■ What you have to do ■
Every line that includes the word "Installer" is to be listed.

* Begin *

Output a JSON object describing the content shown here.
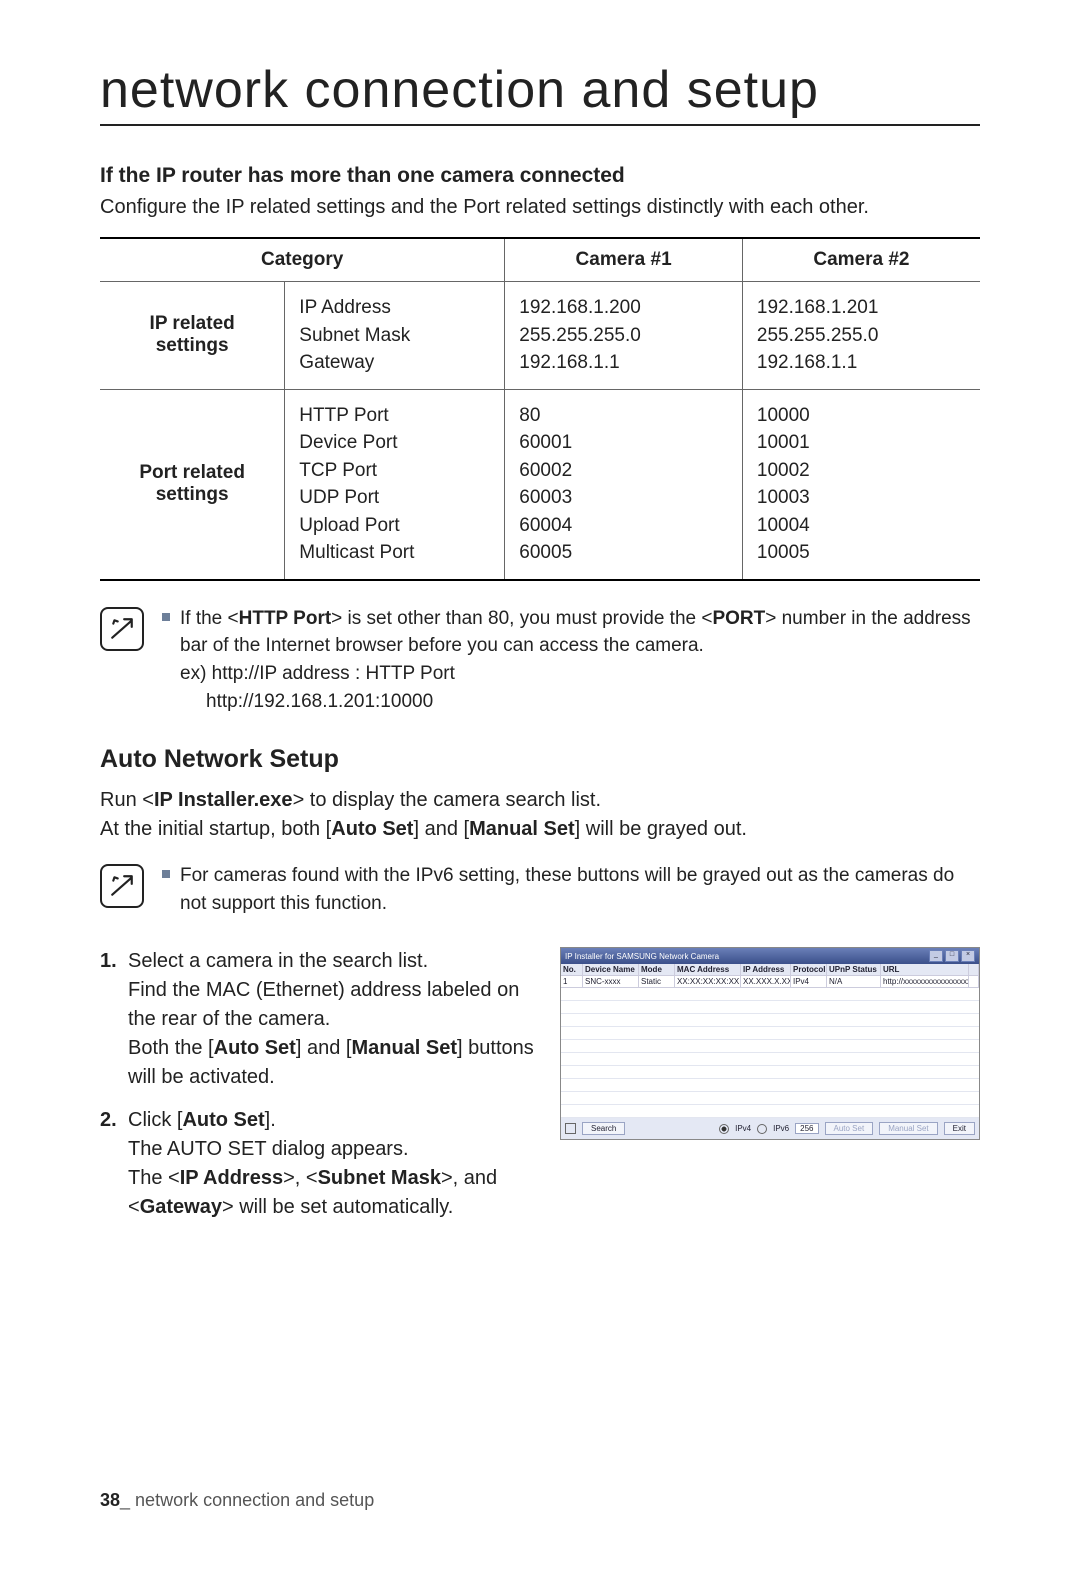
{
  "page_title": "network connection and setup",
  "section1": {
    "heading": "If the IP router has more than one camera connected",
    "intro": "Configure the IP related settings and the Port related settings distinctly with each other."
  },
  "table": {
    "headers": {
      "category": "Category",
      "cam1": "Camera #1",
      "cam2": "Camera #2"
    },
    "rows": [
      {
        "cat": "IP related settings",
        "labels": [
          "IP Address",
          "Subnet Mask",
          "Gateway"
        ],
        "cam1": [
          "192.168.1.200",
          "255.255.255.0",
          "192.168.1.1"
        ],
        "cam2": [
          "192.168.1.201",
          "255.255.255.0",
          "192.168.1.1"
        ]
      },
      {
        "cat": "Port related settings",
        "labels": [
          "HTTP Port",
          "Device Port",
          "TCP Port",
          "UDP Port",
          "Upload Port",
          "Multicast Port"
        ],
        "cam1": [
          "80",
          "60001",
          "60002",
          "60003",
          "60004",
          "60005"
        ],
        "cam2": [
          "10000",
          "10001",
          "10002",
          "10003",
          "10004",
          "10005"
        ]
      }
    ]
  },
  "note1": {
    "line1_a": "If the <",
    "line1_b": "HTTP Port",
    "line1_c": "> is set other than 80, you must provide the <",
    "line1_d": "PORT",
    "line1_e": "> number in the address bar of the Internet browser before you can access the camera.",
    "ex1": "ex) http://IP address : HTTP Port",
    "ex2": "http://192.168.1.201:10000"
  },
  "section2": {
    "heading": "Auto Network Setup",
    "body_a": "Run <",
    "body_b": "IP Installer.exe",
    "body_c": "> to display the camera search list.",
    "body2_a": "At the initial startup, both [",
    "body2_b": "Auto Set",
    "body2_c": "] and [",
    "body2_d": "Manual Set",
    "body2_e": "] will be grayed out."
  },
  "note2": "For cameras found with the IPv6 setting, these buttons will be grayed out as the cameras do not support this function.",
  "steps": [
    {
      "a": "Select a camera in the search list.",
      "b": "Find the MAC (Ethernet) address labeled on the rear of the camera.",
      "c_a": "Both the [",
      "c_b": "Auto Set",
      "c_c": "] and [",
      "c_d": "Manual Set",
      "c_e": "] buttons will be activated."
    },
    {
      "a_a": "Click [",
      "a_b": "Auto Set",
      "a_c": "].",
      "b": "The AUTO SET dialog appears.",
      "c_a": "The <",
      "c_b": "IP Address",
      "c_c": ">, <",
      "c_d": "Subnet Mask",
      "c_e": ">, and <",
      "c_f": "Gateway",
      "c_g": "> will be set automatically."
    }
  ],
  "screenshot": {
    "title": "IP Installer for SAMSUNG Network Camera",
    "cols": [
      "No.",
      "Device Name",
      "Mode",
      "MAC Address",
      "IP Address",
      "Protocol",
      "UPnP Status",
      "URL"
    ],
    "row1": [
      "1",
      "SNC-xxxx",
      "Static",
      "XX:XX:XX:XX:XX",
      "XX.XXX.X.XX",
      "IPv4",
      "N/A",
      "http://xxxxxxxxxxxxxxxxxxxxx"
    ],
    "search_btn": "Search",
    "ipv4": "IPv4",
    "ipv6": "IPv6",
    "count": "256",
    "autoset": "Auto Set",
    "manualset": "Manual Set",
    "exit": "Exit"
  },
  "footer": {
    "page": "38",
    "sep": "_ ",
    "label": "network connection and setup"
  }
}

* End *

■ Complete response ■
    "body_b": "IP Installer.exe",
    "title": "IP Installer for SAMSUNG Network Camera",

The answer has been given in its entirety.